Entries from a dataset

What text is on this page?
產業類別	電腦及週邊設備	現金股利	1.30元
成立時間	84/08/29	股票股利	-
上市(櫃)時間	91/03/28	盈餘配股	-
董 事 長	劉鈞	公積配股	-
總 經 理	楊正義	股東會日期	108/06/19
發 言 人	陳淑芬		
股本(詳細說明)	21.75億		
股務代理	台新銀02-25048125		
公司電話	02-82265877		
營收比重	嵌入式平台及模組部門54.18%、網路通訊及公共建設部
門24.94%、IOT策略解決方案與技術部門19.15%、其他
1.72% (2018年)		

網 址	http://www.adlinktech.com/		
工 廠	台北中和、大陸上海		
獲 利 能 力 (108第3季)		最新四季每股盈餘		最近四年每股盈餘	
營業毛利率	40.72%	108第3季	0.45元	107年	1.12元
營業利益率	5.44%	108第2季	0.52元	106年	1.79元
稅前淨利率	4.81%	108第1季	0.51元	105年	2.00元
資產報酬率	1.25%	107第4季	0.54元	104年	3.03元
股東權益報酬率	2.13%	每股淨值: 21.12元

Your task:
Restate every line of the data word for word.

Exercise output:
What text is on this page?
產業類別	電腦及週邊設備	現金股利	1.30元
成立時間	84/08/29	股票股利	-
上市(櫃)時間	91/03/28	盈餘配股	-
董 事 長	劉鈞	公積配股	-
總 經 理	楊正義	股東會日期	108/06/19
發 言 人	陳淑芬		
股本(詳細說明)	21.75億		
股務代理	台新銀02-25048125		
公司電話	02-82265877		
營收比重	嵌入式平台及模組部門54.18%、網路通訊及公共建設部
門24.94%、IOT策略解決方案與技術部門19.15%、其他
1.72% (2018年)		

網 址	http://www.adlinktech.com/		
工 廠	台北中和、大陸上海		
獲 利 能 力 (108第3季)		最新四季每股盈餘		最近四年每股盈餘	
營業毛利率	40.72%	108第3季	0.45元	107年	1.12元
營業利益率	5.44%	108第2季	0.52元	106年	1.79元
稅前淨利率	4.81%	108第1季	0.51元	105年	2.00元
資產報酬率	1.25%	107第4季	0.54元	104年	3.03元
股東權益報酬率	2.13%	每股淨值: 21.12元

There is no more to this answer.